▶ _PROBLEM DETAILS_
Restate each of the lines given below, word for word.

▶ _EXERCISE MATERIAL_
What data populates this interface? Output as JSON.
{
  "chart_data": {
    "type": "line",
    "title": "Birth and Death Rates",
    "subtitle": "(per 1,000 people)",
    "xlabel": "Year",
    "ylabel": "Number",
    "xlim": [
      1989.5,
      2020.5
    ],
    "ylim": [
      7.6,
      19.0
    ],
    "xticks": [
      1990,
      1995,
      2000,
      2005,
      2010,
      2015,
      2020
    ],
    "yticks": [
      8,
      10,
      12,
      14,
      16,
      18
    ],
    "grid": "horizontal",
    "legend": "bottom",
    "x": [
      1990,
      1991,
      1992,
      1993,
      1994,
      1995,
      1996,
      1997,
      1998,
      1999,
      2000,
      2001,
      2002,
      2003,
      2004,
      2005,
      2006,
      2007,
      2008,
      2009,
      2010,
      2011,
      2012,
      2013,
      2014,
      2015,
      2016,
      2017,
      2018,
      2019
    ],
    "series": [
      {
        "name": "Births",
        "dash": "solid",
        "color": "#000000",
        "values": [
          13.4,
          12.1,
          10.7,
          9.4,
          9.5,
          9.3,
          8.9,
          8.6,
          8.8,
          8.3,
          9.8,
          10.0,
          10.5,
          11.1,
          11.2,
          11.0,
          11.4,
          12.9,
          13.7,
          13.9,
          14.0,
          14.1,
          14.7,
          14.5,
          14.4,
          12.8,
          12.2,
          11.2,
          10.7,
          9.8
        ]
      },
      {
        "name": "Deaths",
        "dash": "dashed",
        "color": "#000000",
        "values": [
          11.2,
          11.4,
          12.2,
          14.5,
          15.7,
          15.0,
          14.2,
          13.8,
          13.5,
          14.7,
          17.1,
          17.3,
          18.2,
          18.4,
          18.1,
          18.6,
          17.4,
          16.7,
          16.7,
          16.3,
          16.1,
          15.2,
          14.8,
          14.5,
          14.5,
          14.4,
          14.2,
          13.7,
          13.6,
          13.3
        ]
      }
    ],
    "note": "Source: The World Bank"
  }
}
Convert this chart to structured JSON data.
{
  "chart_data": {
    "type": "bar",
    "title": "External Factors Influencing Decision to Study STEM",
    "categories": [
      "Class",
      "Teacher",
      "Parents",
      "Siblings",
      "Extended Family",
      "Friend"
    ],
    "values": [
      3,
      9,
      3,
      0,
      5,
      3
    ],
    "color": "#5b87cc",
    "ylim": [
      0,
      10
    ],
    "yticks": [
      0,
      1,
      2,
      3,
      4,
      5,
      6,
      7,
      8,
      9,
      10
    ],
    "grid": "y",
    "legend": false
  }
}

▶ _TASK SOLUTION_
What data populates this interface? Output as JSON.
{
  "chart_data": {
    "type": "line",
    "title": "Birth and Death Rates",
    "subtitle": "(per 1,000 people)",
    "xlabel": "Year",
    "ylabel": "Number",
    "xlim": [
      1989.5,
      2020.5
    ],
    "ylim": [
      7.6,
      19.0
    ],
    "xticks": [
      1990,
      1995,
      2000,
      2005,
      2010,
      2015,
      2020
    ],
    "yticks": [
      8,
      10,
      12,
      14,
      16,
      18
    ],
    "grid": "horizontal",
    "legend": "bottom",
    "x": [
      1990,
      1991,
      1992,
      1993,
      1994,
      1995,
      1996,
      1997,
      1998,
      1999,
      2000,
      2001,
      2002,
      2003,
      2004,
      2005,
      2006,
      2007,
      2008,
      2009,
      2010,
      2011,
      2012,
      2013,
      2014,
      2015,
      2016,
      2017,
      2018,
      2019
    ],
    "series": [
      {
        "name": "Births",
        "dash": "solid",
        "color": "#000000",
        "values": [
          13.4,
          12.1,
          10.7,
          9.4,
          9.5,
          9.3,
          8.9,
          8.6,
          8.8,
          8.3,
          9.8,
          10.0,
          10.5,
          11.1,
          11.2,
          11.0,
          11.4,
          12.9,
          13.7,
          13.9,
          14.0,
          14.1,
          14.7,
          14.5,
          14.4,
          12.8,
          12.2,
          11.2,
          10.7,
          9.8
        ]
      },
      {
        "name": "Deaths",
        "dash": "dashed",
        "color": "#000000",
        "values": [
          11.2,
          11.4,
          12.2,
          14.5,
          15.7,
          15.0,
          14.2,
          13.8,
          13.5,
          14.7,
          17.1,
          17.3,
          18.2,
          18.4,
          18.1,
          18.6,
          17.4,
          16.7,
          16.7,
          16.3,
          16.1,
          15.2,
          14.8,
          14.5,
          14.5,
          14.4,
          14.2,
          13.7,
          13.6,
          13.3
        ]
      }
    ],
    "note": "Source: The World Bank"
  }
}
Convert this chart to structured JSON data.
{
  "chart_data": {
    "type": "bar",
    "title": "External Factors Influencing Decision to Study STEM",
    "categories": [
      "Class",
      "Teacher",
      "Parents",
      "Siblings",
      "Extended Family",
      "Friend"
    ],
    "values": [
      3,
      9,
      3,
      0,
      5,
      3
    ],
    "color": "#5b87cc",
    "ylim": [
      0,
      10
    ],
    "yticks": [
      0,
      1,
      2,
      3,
      4,
      5,
      6,
      7,
      8,
      9,
      10
    ],
    "grid": "y",
    "legend": false
  }
}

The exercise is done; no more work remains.